## RECORDS FOR THIS EXERCISE
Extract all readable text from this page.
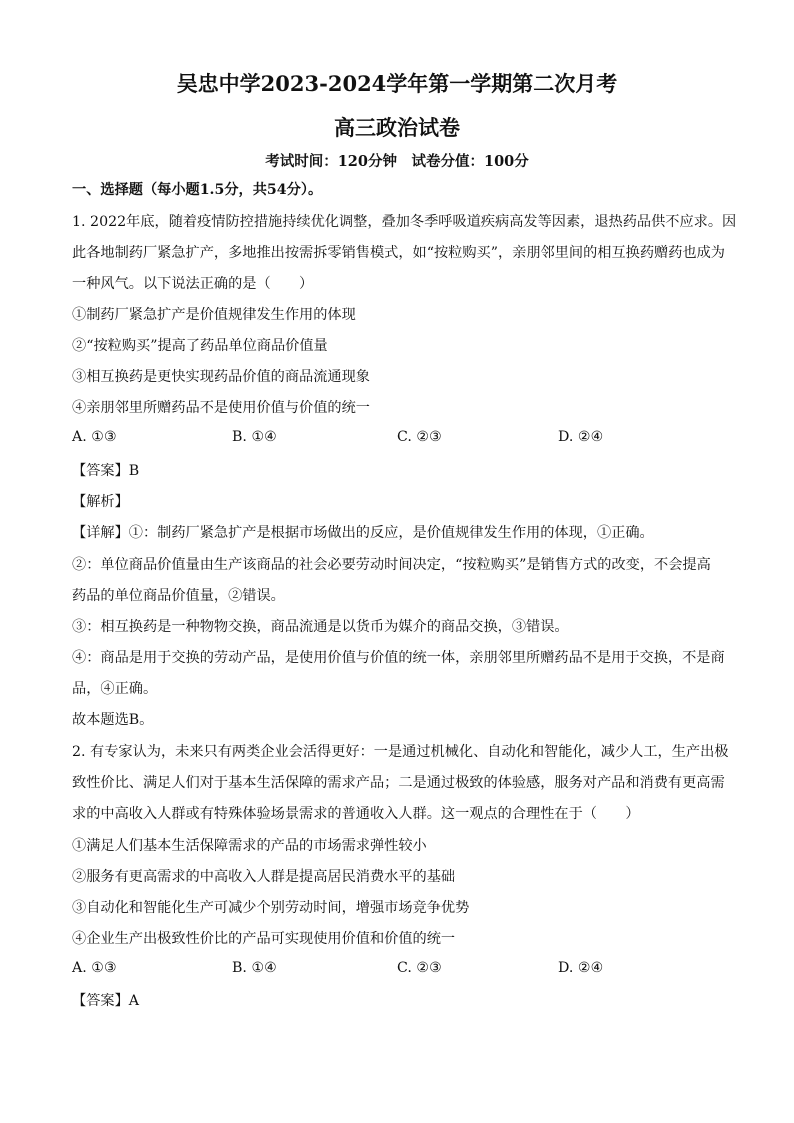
吴忠中学2023-2024学年第一学期第二次月考
高三政治试卷
考试时间：120分钟　试卷分值：100分
一、选择题（每小题1.5分，共54分）。
1. 2022年底，随着疫情防控措施持续优化调整，叠加冬季呼吸道疾病高发等因素，退热药品供不应求。因
此各地制药厂紧急扩产，多地推出按需拆零销售模式，如“按粒购买”，亲朋邻里间的相互换药赠药也成为
一种风气。以下说法正确的是（　　）
①制药厂紧急扩产是价值规律发生作用的体现
②“按粒购买”提高了药品单位商品价值量
③相互换药是更快实现药品价值的商品流通现象
④亲朋邻里所赠药品不是使用价值与价值的统一
A. ①③	B. ①④	C. ②③	D. ②④
【答案】B
【解析】
【详解】①：制药厂紧急扩产是根据市场做出的反应，是价值规律发生作用的体现，①正确。
②：单位商品价值量由生产该商品的社会必要劳动时间决定，“按粒购买”是销售方式的改变，不会提高
药品的单位商品价值量，②错误。
③：相互换药是一种物物交换，商品流通是以货币为媒介的商品交换，③错误。
④：商品是用于交换的劳动产品，是使用价值与价值的统一体，亲朋邻里所赠药品不是用于交换，不是商
品，④正确。
故本题选B。
2. 有专家认为，未来只有两类企业会活得更好：一是通过机械化、自动化和智能化，减少人工，生产出极
致性价比、满足人们对于基本生活保障的需求产品；二是通过极致的体验感，服务对产品和消费有更高需
求的中高收入人群或有特殊体验场景需求的普通收入人群。这一观点的合理性在于（　　）
①满足人们基本生活保障需求的产品的市场需求弹性较小
②服务有更高需求的中高收入人群是提高居民消费水平的基础
③自动化和智能化生产可减少个别劳动时间，增强市场竞争优势
④企业生产出极致性价比的产品可实现使用价值和价值的统一
A. ①③	B. ①④	C. ②③	D. ②④
【答案】A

## WHAT IS ASKED
Each record above should come back exactly the same, only without its pictures.

## ANSWER FOR THIS EXERCISE
Extract all readable text from this page.
吴忠中学2023-2024学年第一学期第二次月考
高三政治试卷
考试时间：120分钟　试卷分值：100分
一、选择题（每小题1.5分，共54分）。
1. 2022年底，随着疫情防控措施持续优化调整，叠加冬季呼吸道疾病高发等因素，退热药品供不应求。因
此各地制药厂紧急扩产，多地推出按需拆零销售模式，如“按粒购买”，亲朋邻里间的相互换药赠药也成为
一种风气。以下说法正确的是（　　）
①制药厂紧急扩产是价值规律发生作用的体现
②“按粒购买”提高了药品单位商品价值量
③相互换药是更快实现药品价值的商品流通现象
④亲朋邻里所赠药品不是使用价值与价值的统一
A. ①③	B. ①④	C. ②③	D. ②④
【答案】B
【解析】
【详解】①：制药厂紧急扩产是根据市场做出的反应，是价值规律发生作用的体现，①正确。
②：单位商品价值量由生产该商品的社会必要劳动时间决定，“按粒购买”是销售方式的改变，不会提高
药品的单位商品价值量，②错误。
③：相互换药是一种物物交换，商品流通是以货币为媒介的商品交换，③错误。
④：商品是用于交换的劳动产品，是使用价值与价值的统一体，亲朋邻里所赠药品不是用于交换，不是商
品，④正确。
故本题选B。
2. 有专家认为，未来只有两类企业会活得更好：一是通过机械化、自动化和智能化，减少人工，生产出极
致性价比、满足人们对于基本生活保障的需求产品；二是通过极致的体验感，服务对产品和消费有更高需
求的中高收入人群或有特殊体验场景需求的普通收入人群。这一观点的合理性在于（　　）
①满足人们基本生活保障需求的产品的市场需求弹性较小
②服务有更高需求的中高收入人群是提高居民消费水平的基础
③自动化和智能化生产可减少个别劳动时间，增强市场竞争优势
④企业生产出极致性价比的产品可实现使用价值和价值的统一
A. ①③	B. ①④	C. ②③	D. ②④
【答案】A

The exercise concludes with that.